▶ PASSAGE
* Begin *

EXHIBIT 99.1
FROM: | DDi Corp. | |
1220 Simon Circle | ||
Anaheim, CA 92806 | ||
CONTACT: | The MWW Group | |
Rich Tauberman | ||
201-507-9500 | ||
rtauberman@mww.com |
DDi Corp. TO COMPLETE FINANCIAL RESTRUCTURING AND REDUCE DEBT
WITH PRE-ARRANGED CHAPTER 11 FILING
· | Company’s Operations to be Unaffected |
· | Plan Implements Previously Announced Agreement in Principle with Creditors |
· | Company Obtains 100% Approval from Senior Lenders for Out-of-Court Restructuring of Operating Units |
ANAHEIM, CA – August 20, 2003 – DDi Corp. (OTCBB: DDIC), a Delaware corporation (“DDi Corp.”) and DDi Capital Corp., a California corporation and an indirect wholly-owned subsidiary of DDi Corp. (“DDi Capital”), today announced that they have filed voluntary petitions for reorganization under Chapter 11 of the U.S. Bankruptcy Code in the United States Bankruptcy Court for the Southern District of New York to implement the previously-announced restructuring of the debt of DDi Corp. and DDi Capital through a pre-arranged plan of reorganization. The voluntary petitions for reorganization involve a restructuring of only the debt and equity securities of DDi Corp. and DDi Capital, which are holding companies without any business operations of their own. None of DDi Corp.’s domestic or foreign operating subsidiaries is included in the Chapter 11 filing, and those operating entities will continue operating in the ordinary course of business without interruption. Upon completion of the restructuring, the Company anticipates that its domestic debt will decline from approximately $285 million to approximately $91 million and cash interest expense will be reduced by approximately $11 million annually.
DDi Corp.’s President and Chief Executive Officer, Bruce McMaster, commented, “After careful consideration and discussions with our senior lender group and convertible subordinated noteholders, we determined that keeping Dynamic Details out of Chapter 11, while simultaneously utilizing the Chapter 11 process to facilitate our restructuring of DDi Corp. and DDi Capital, was the best option for our company and our key constituencies, including our creditors, employees, vendors, customers and shareholders. One of the main benefits of Chapter 11 is that it will allow us to maintain normal business operations while we seek confirmation of our pre-arranged plan and ultimately effectuate our restructuring. During our reorganization, we will continue our
business operations, production and delivery schedules without interruption. Our commitment to our customers and employees is unwavering and we remain dedicated to providing the technologically-advanced, quick turn service that we are known for.”

* End *

Excerpts from a set of layout annotations:

* Begin *

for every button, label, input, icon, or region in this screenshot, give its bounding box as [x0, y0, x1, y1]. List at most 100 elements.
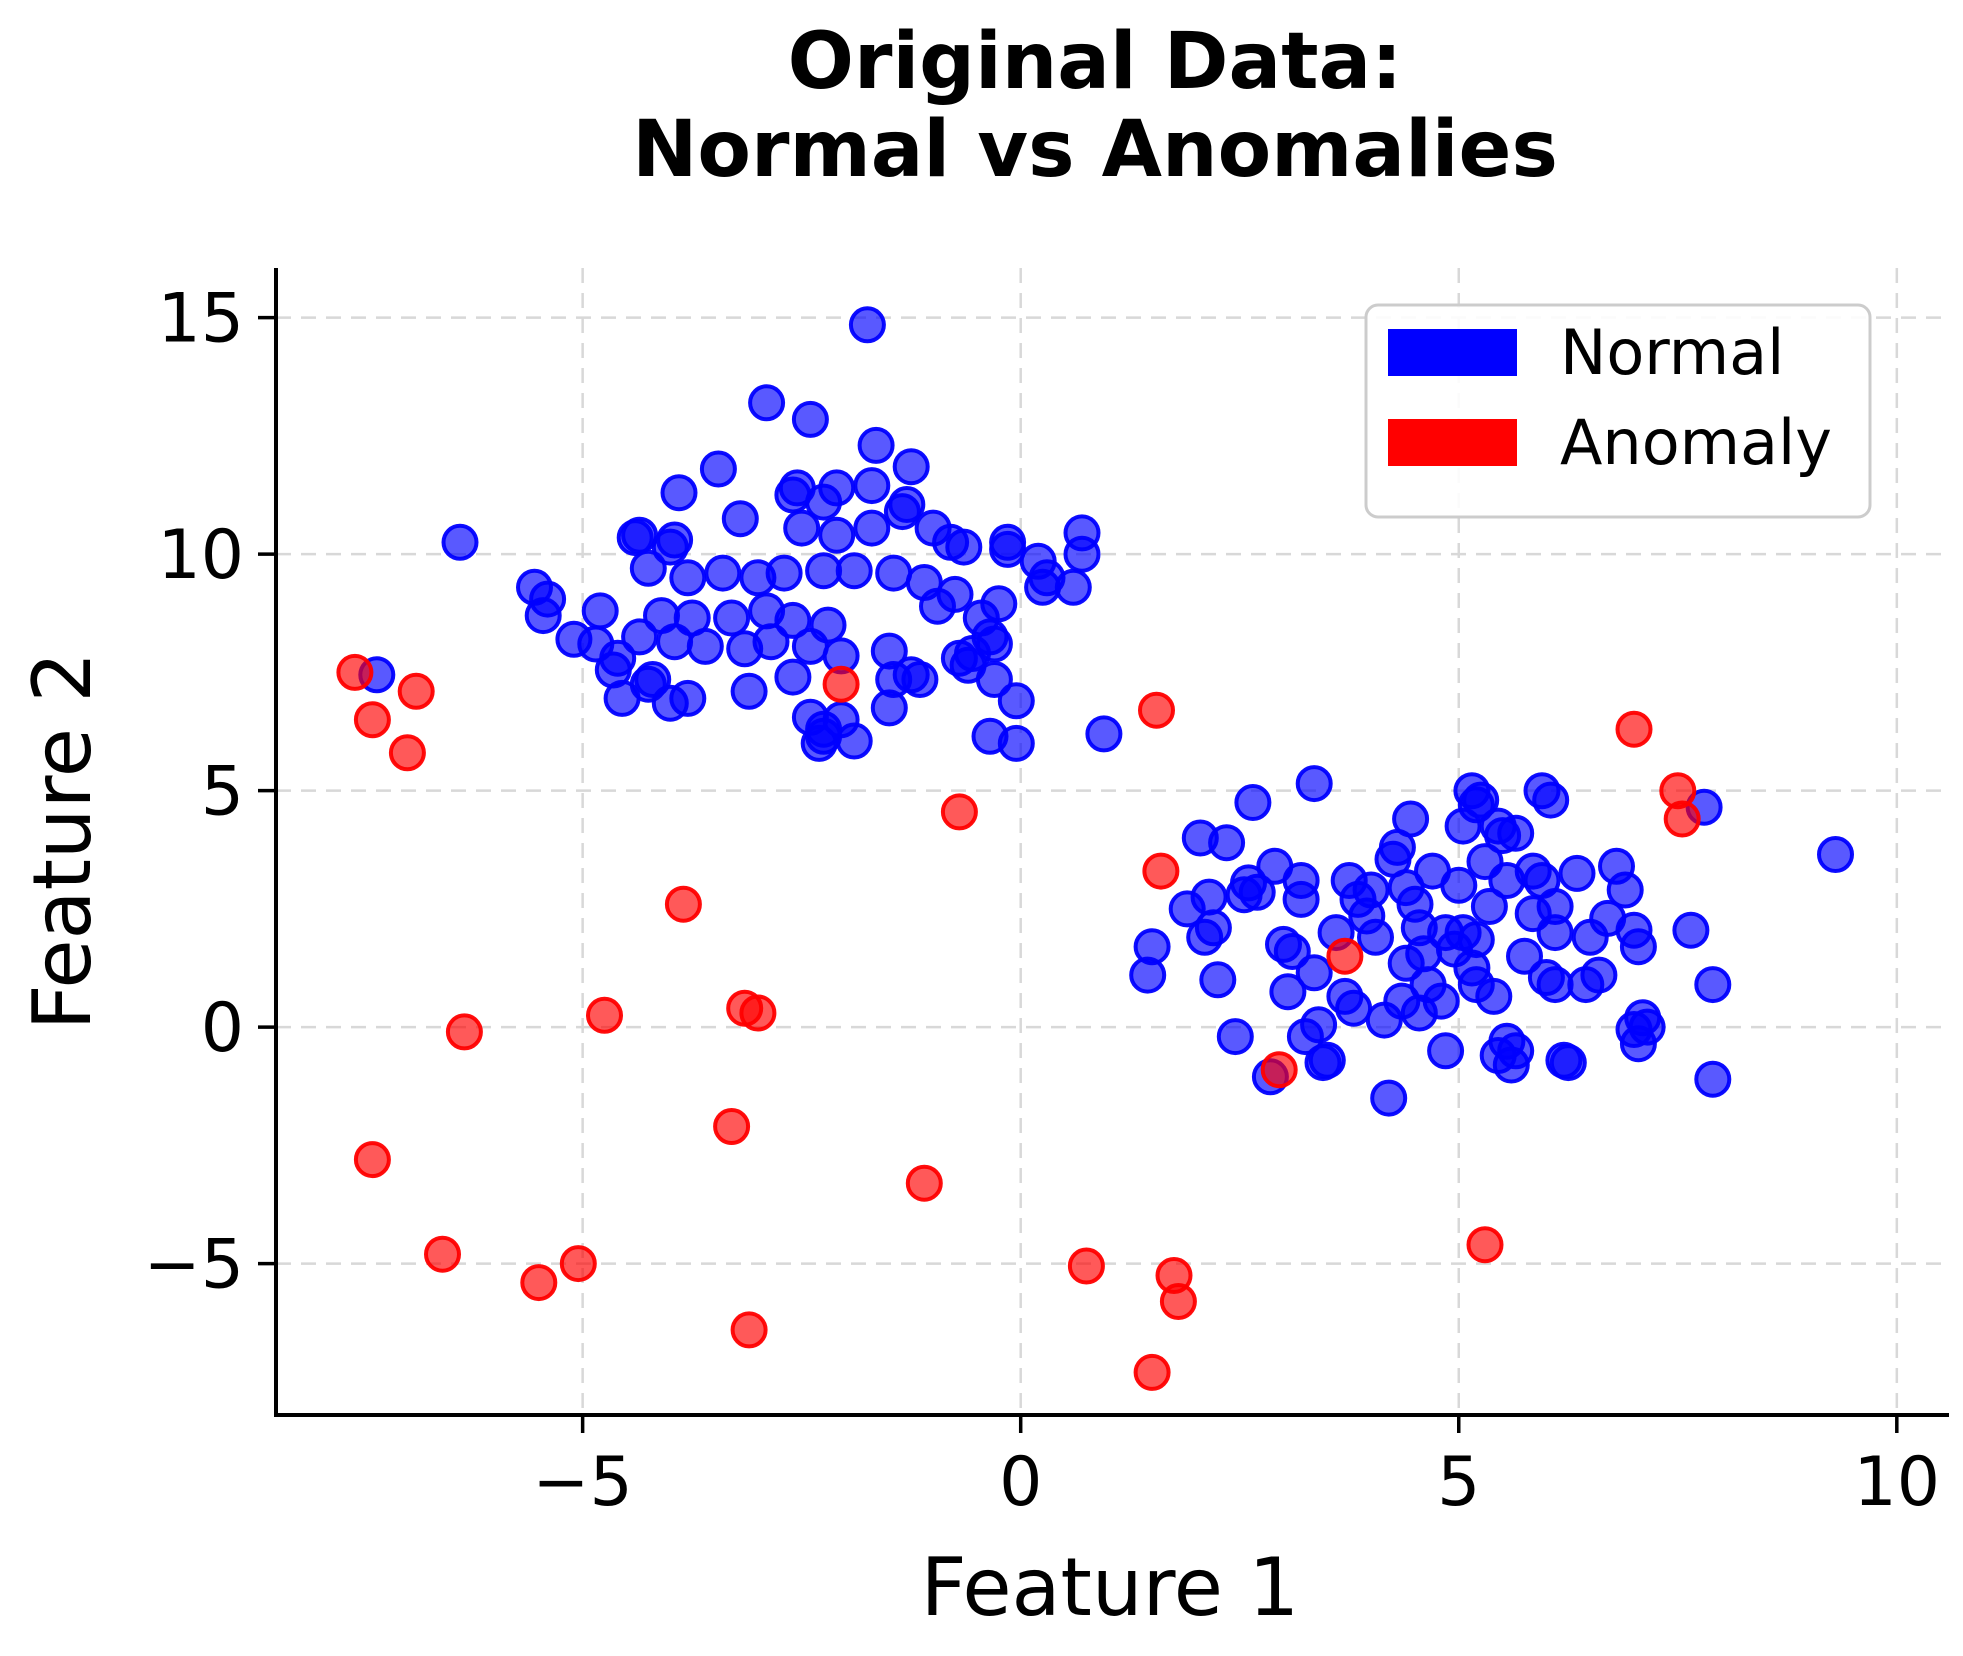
data-point-normal — [1199, 961, 1237, 999]
data-point-anomaly — [1326, 937, 1364, 975]
chart-title-line1: Original Data: — [788, 17, 1403, 107]
data-point-normal — [1589, 899, 1627, 937]
data-point-normal — [441, 523, 479, 561]
data-point-anomaly — [388, 734, 426, 772]
data-point-normal — [581, 592, 619, 630]
data-point-normal — [997, 682, 1035, 720]
data-point-normal — [805, 552, 843, 590]
data-point-anomaly — [1138, 691, 1175, 729]
y-axis-label: Feature 2 — [16, 652, 109, 1031]
data-point-normal — [774, 601, 812, 639]
x-tick-label: 5 — [1437, 1443, 1480, 1522]
data-point-normal — [669, 559, 707, 597]
data-point-normal — [870, 689, 908, 727]
data-point-normal — [800, 724, 838, 762]
data-point-normal — [791, 400, 829, 438]
y-tick-label: −5 — [144, 1226, 244, 1305]
data-point-anomaly — [940, 793, 978, 831]
x-tick-label: 10 — [1854, 1443, 1941, 1522]
data-point-normal — [686, 627, 724, 665]
data-point-normal — [853, 509, 891, 547]
data-point-anomaly — [1067, 1247, 1105, 1285]
data-point-normal — [945, 528, 983, 566]
data-point-normal — [975, 661, 1013, 698]
data-point-normal — [656, 623, 694, 661]
data-point-normal — [1694, 966, 1732, 1004]
data-point-normal — [1129, 956, 1167, 994]
y-tick-label: 5 — [201, 753, 244, 832]
data-point-normal — [892, 448, 930, 486]
data-point-normal — [857, 426, 895, 464]
data-point-anomaly — [445, 1013, 483, 1051]
data-point-normal — [752, 623, 790, 661]
data-point-anomaly — [1260, 1051, 1298, 1089]
data-point-normal — [1619, 928, 1657, 966]
data-point-normal — [774, 658, 812, 696]
data-point-normal — [1440, 866, 1478, 904]
data-point-normal — [1269, 973, 1307, 1011]
data-point-anomaly — [559, 1245, 597, 1283]
data-point-normal — [1370, 1079, 1408, 1117]
data-point-normal — [1396, 885, 1434, 923]
data-point-anomaly — [1663, 800, 1701, 838]
data-point-normal — [1466, 843, 1504, 881]
data-point-anomaly — [713, 1108, 751, 1145]
data-point-anomaly — [353, 1141, 391, 1179]
data-point-normal — [1497, 814, 1535, 852]
data-point-anomaly — [739, 994, 777, 1032]
data-point-normal — [713, 599, 751, 637]
data-point-normal — [730, 672, 768, 710]
data-point-normal — [1295, 954, 1333, 992]
data-point-normal — [1273, 933, 1311, 970]
data-point-normal — [1479, 1037, 1517, 1074]
data-point-normal — [1470, 888, 1508, 925]
data-point-normal — [621, 618, 659, 656]
data-point-anomaly — [1466, 1226, 1504, 1264]
data-point-normal — [1225, 876, 1263, 914]
data-point-anomaly — [1142, 852, 1180, 890]
data-point-anomaly — [520, 1264, 558, 1302]
legend: Normal Anomaly — [1364, 303, 1872, 519]
data-point-normal — [1545, 1041, 1583, 1079]
data-point-anomaly — [822, 665, 860, 703]
legend-label-normal: Normal — [1560, 316, 1784, 389]
data-point-normal — [1392, 800, 1430, 838]
gridlines — [276, 268, 1945, 1415]
data-point-normal — [1186, 918, 1224, 956]
data-point-normal — [1335, 989, 1373, 1027]
data-point-anomaly — [1615, 710, 1653, 748]
data-point-normal — [875, 554, 913, 592]
data-point-anomaly — [664, 885, 702, 923]
data-point-normal — [1234, 784, 1272, 821]
data-point-normal — [765, 554, 803, 592]
data-point-normal — [783, 509, 821, 547]
data-point-normal — [1352, 871, 1390, 909]
data-point-anomaly — [730, 1311, 768, 1349]
normal-points — [358, 306, 1854, 1117]
data-point-normal — [1558, 854, 1596, 892]
data-point-normal — [1085, 715, 1123, 753]
data-point-normal — [1615, 1011, 1653, 1048]
y-tick-label: 10 — [157, 516, 244, 595]
data-point-anomaly — [586, 996, 623, 1034]
data-point-normal — [1357, 918, 1394, 956]
data-point-normal — [1567, 966, 1605, 1004]
data-point-normal — [1536, 966, 1574, 1004]
data-point-normal — [1282, 880, 1320, 918]
x-axis-label: Feature 1 — [921, 1541, 1300, 1634]
data-point-normal — [1532, 781, 1570, 819]
data-point-normal — [1672, 911, 1710, 949]
x-tick-label: −5 — [533, 1443, 633, 1522]
data-point-normal — [1606, 871, 1644, 909]
y-axis-ticks: −5 0 5 10 15 — [144, 280, 276, 1305]
data-point-normal — [1462, 781, 1500, 819]
legend-swatch-anomaly — [1388, 419, 1517, 466]
data-point-anomaly — [1133, 1353, 1171, 1391]
x-axis-ticks: −5 0 5 10 — [533, 1415, 1941, 1522]
data-point-normal — [901, 661, 939, 698]
data-point-normal — [835, 722, 873, 760]
data-point-normal — [1427, 1032, 1465, 1070]
data-point-normal — [853, 467, 891, 505]
data-point-normal — [1308, 1041, 1346, 1079]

* End *

▶ GOAL OF THE EXERCISE
Go on with the press release about DDi Corp.'s pre-arranged Chapter 11 restructuring, starting after its last sentence. The listing is separate material and has no connection to the press release.

▶ ANSWER TO THIS EXERCISE
“The filing of these voluntary petitions is an important step for our ongoing restructuring efforts. Given our company’s current condition, we believe that this restructuring, once fully implemented, will give us the opportunity to position our company for a viable future and to maximize our value,” continued McMaster. “We will have a much improved balance sheet and a capital structure that can be supported by the cash flow of our operating subsidiaries. It is advantageous that we were able to achieve a consensual plan of reorganization that is supported by our senior lenders and convertible subordinated noteholders.”
DDi Corp also announced that it has reached an agreement with 100% of the senior lenders for its U.S. operating subsidiary, Dynamic Details, Inc., to achieve an out-of-court restructuring which will allow the operating units to continue business as usual with no impact on trade and other creditors.
On May 13, 2003, DDi Corp. announced that it had reached agreements in principle on a restructuring plan with a steering committee of the senior lender group of the Dynamic Details senior credit facility and with the steering committee of the ad hoc committee of certain holders of DDi Corp.’s 5¼% and 6¼% convertible subordinated notes. The agreements in principle also anticipated that the claims of the holders of the DDi Capital 12.5% senior discount notes would also be restructured. Since that time, DDi Corp. and its senior lenders, the convertible subordinated noteholders and the senior discount noteholders have negotiated and finalized the significant terms of the restructuring, including the pre-arranged Chapter 11 petitions filed in Bankruptcy Court today. DDi Corp. and DDi Capital expect to file a pre-arranged plan of reorganization and a related disclosure statement with the Bankruptcy Court within the next few weeks. DDi Corp. currently estimates that DDi Corp. and DDi Capital will emerge from bankruptcy within 90 to 120 days.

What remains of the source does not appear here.